YOUR GOAL: Copy each line exactly. Drop every picture.
*** RAW RECORDS
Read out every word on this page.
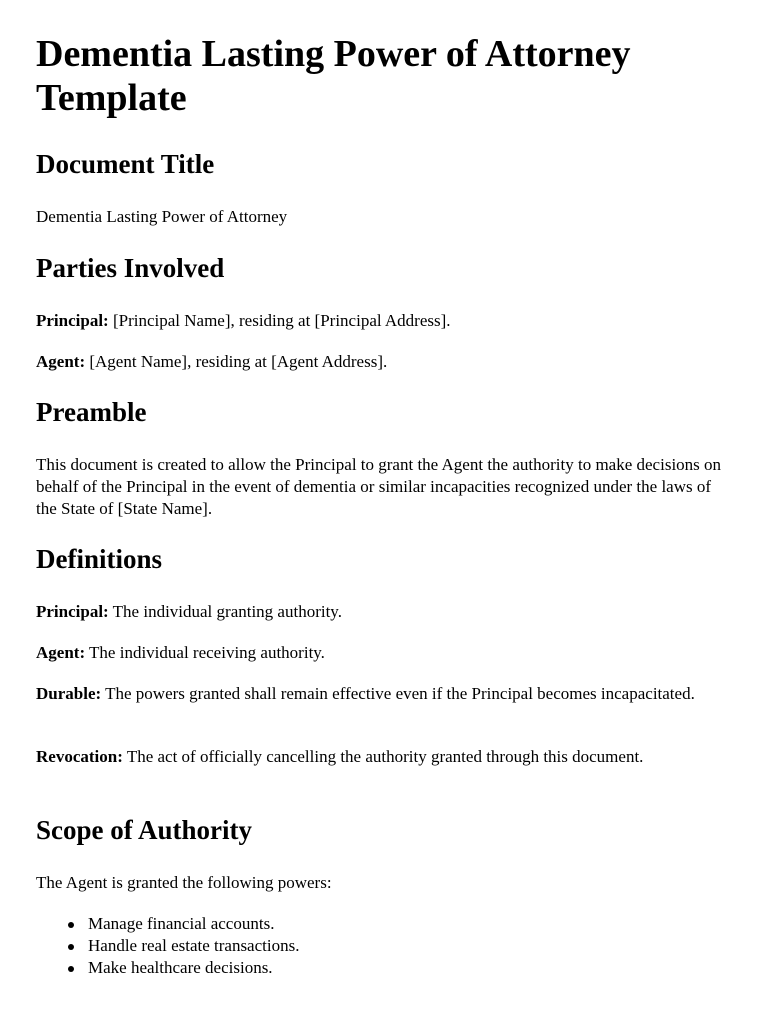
Dementia Lasting Power of Attorney Template
Document Title

Dementia Lasting Power of Attorney

Parties Involved

Principal: [Principal Name], residing at [Principal Address].

Agent: [Agent Name], residing at [Agent Address].

Preamble

This document is created to allow the Principal to grant the Agent the authority to make decisions on behalf of the Principal in the event of dementia or similar incapacities recognized under the laws of the State of [State Name].

Definitions

Principal: The individual granting authority.

Agent: The individual receiving authority.

Durable: The powers granted shall remain effective even if the Principal becomes incapacitated.

Revocation: The act of officially cancelling the authority granted through this document.

Scope of Authority

The Agent is granted the following powers:

Manage financial accounts.
Handle real estate transactions.
Make healthcare decisions.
******
RESULT:
Read out every word on this page.
Dementia Lasting Power of Attorney Template
Document Title

Dementia Lasting Power of Attorney

Parties Involved

Principal: [Principal Name], residing at [Principal Address].

Agent: [Agent Name], residing at [Agent Address].

Preamble

This document is created to allow the Principal to grant the Agent the authority to make decisions on behalf of the Principal in the event of dementia or similar incapacities recognized under the laws of the State of [State Name].

Definitions

Principal: The individual granting authority.

Agent: The individual receiving authority.

Durable: The powers granted shall remain effective even if the Principal becomes incapacitated.

Revocation: The act of officially cancelling the authority granted through this document.

Scope of Authority

The Agent is granted the following powers:

Manage financial accounts.
Handle real estate transactions.
Make healthcare decisions.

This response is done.